_What is being asked_
Pull out every line from the listing that has the word "logo".

_Working data_
— START —

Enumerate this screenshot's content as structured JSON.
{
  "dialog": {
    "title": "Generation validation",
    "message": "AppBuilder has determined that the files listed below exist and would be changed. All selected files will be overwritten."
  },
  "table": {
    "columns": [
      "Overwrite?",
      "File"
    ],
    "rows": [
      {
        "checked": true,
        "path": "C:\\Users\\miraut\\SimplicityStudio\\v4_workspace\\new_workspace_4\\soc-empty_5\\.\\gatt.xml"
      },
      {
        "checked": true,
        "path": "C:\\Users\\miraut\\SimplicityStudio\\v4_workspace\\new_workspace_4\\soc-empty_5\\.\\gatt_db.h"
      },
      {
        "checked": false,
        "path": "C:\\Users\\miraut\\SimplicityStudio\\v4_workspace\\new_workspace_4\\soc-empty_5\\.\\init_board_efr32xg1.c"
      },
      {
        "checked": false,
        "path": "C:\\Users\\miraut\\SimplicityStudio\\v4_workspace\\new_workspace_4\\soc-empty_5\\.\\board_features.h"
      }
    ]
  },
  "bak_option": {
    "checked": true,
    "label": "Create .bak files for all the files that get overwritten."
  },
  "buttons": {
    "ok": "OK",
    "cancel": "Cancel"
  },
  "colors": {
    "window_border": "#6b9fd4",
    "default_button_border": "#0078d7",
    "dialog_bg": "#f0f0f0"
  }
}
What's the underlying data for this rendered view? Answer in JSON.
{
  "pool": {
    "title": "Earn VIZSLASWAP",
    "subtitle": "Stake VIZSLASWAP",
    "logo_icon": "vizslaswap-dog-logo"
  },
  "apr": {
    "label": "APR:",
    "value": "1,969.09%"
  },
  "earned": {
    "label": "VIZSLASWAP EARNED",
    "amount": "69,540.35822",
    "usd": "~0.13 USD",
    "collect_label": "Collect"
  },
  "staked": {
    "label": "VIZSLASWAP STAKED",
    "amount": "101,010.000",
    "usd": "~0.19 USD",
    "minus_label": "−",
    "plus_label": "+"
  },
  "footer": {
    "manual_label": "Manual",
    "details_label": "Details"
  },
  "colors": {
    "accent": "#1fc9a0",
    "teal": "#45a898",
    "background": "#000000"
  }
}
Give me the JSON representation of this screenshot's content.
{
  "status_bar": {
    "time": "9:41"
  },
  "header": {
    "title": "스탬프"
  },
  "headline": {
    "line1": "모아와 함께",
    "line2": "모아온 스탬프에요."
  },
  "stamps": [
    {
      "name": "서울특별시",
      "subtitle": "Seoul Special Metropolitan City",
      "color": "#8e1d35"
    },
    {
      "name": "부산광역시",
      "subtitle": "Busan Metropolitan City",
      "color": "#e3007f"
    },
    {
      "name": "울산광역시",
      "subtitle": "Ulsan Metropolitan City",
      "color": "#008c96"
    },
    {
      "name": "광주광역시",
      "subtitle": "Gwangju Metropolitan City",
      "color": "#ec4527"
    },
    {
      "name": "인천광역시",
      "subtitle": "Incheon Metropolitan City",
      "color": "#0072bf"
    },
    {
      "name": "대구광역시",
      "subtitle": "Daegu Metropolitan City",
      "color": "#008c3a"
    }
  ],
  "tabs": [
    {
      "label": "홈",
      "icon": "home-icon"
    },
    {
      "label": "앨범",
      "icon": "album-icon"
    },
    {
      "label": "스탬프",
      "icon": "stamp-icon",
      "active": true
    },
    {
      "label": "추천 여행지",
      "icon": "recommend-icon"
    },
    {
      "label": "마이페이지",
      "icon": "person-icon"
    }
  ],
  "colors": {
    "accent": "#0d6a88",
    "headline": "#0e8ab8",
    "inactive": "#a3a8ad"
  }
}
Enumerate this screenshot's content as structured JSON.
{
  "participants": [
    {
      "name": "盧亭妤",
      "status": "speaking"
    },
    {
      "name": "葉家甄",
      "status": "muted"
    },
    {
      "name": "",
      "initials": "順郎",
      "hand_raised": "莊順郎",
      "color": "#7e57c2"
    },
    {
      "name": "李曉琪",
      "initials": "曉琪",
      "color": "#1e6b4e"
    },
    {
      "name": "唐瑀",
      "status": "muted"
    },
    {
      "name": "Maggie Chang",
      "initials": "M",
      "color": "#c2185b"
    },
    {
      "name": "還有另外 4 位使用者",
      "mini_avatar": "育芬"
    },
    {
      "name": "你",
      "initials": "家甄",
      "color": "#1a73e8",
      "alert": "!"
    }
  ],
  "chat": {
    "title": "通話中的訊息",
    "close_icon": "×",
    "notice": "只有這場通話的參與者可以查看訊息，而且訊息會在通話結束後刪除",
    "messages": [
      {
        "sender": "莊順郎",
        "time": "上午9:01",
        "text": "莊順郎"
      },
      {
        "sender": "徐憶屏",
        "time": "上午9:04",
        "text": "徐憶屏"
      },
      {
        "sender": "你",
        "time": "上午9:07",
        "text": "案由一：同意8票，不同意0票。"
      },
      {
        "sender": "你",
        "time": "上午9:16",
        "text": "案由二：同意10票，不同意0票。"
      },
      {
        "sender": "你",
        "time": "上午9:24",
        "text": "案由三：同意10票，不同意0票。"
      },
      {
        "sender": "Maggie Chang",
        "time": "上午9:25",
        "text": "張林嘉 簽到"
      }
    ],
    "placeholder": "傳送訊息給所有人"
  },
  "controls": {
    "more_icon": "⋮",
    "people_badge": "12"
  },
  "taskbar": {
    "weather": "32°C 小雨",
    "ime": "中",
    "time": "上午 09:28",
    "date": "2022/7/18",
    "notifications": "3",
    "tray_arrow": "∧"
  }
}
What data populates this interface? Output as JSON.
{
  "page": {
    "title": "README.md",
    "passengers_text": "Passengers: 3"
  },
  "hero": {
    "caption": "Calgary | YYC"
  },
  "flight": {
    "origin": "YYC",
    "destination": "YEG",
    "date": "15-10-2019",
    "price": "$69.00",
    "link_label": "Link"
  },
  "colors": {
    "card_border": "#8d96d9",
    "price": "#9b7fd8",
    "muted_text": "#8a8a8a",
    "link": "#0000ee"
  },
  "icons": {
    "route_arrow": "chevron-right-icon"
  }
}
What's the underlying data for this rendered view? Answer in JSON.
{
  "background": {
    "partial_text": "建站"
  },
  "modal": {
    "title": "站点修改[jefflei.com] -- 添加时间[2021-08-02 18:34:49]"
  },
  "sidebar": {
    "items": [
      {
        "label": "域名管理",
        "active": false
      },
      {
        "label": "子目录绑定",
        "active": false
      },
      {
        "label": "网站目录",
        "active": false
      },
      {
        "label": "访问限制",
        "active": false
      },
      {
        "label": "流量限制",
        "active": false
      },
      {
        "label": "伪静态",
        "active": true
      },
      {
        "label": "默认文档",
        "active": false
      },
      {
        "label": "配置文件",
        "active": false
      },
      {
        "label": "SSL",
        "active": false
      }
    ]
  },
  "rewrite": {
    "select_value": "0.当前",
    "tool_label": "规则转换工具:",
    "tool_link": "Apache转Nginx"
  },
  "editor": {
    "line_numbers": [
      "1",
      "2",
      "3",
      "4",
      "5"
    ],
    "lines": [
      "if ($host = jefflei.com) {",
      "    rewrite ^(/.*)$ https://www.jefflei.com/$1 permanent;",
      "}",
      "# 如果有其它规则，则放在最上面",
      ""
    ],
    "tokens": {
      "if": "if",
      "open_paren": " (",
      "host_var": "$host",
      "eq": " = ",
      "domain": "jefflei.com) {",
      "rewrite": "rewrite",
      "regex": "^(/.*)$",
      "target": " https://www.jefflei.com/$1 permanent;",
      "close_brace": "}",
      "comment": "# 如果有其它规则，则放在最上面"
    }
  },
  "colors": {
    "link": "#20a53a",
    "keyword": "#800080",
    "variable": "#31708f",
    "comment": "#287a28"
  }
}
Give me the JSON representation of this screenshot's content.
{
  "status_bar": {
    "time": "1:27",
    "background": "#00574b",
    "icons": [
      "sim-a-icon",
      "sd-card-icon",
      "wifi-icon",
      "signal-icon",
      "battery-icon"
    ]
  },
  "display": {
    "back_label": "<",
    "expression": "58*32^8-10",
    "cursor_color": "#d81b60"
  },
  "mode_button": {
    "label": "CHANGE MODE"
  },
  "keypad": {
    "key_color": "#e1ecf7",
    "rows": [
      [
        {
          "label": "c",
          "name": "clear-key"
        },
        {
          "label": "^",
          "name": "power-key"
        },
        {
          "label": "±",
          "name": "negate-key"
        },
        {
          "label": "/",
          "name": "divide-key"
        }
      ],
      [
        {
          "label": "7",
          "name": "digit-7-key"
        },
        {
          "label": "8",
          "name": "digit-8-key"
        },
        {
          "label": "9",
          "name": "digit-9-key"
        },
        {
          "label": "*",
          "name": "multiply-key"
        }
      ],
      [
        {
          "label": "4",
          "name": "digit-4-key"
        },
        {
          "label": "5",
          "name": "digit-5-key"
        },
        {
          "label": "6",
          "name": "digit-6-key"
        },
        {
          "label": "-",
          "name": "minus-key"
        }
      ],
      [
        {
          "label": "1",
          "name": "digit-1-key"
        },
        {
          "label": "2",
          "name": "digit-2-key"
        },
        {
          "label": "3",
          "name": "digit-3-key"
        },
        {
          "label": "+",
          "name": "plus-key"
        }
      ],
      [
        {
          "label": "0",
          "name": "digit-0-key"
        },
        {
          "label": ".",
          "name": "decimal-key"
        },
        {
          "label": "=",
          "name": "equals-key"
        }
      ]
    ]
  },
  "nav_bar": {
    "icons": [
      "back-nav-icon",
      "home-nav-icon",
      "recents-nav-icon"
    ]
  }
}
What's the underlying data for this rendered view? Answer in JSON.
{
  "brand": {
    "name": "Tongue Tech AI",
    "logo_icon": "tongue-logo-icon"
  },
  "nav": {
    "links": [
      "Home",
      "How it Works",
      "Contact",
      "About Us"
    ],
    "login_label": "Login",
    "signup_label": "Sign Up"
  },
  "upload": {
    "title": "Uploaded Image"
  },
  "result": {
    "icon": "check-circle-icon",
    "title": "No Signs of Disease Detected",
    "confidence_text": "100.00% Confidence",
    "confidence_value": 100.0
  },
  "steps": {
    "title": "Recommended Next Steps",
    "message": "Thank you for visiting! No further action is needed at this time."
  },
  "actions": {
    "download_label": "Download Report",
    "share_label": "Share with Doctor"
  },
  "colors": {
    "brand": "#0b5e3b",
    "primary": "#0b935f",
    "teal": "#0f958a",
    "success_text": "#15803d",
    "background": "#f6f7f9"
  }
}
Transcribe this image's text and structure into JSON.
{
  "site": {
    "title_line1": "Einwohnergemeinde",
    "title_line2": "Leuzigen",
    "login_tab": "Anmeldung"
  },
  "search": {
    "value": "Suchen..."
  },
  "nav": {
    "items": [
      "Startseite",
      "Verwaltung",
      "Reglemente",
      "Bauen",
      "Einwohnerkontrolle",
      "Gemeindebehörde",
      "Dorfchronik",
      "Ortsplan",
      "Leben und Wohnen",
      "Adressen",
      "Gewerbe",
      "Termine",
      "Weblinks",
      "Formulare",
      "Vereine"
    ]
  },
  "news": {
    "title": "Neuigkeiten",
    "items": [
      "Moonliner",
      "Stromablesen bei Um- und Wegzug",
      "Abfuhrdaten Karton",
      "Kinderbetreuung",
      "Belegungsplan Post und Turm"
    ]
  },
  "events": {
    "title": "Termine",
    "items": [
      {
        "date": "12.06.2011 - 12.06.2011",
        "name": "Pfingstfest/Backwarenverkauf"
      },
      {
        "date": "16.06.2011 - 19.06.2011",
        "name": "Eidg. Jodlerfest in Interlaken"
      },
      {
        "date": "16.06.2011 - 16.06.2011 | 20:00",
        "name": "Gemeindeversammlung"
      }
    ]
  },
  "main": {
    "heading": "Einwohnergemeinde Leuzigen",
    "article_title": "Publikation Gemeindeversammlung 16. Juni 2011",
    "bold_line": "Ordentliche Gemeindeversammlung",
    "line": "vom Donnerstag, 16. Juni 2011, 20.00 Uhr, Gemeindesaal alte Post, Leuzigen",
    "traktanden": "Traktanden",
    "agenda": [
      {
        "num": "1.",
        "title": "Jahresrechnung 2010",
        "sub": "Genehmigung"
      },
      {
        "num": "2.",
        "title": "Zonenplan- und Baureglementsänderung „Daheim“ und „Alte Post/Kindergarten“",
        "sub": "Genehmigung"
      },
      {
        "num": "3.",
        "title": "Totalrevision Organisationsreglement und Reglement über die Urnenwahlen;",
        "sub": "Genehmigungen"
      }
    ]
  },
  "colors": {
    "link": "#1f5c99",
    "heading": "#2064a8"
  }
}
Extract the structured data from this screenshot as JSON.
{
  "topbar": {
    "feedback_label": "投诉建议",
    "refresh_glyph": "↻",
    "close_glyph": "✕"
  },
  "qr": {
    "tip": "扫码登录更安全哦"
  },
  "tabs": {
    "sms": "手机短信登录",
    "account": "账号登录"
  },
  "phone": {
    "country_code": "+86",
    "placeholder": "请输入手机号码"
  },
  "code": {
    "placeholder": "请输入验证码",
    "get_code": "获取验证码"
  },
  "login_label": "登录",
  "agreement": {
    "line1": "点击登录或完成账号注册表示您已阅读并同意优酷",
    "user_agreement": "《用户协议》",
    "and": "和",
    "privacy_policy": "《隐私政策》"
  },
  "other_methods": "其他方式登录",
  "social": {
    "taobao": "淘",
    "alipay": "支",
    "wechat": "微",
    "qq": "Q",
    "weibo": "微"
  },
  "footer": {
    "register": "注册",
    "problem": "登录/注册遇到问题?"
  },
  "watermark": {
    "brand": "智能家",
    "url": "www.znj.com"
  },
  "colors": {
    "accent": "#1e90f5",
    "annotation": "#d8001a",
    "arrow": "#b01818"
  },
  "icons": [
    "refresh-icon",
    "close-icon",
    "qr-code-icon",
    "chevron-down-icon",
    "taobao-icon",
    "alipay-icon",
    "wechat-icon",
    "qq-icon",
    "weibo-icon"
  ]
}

— END —

_Answer to the task_
    "logo_icon": "vizslaswap-dog-logo"
    "logo_icon": "tongue-logo-icon"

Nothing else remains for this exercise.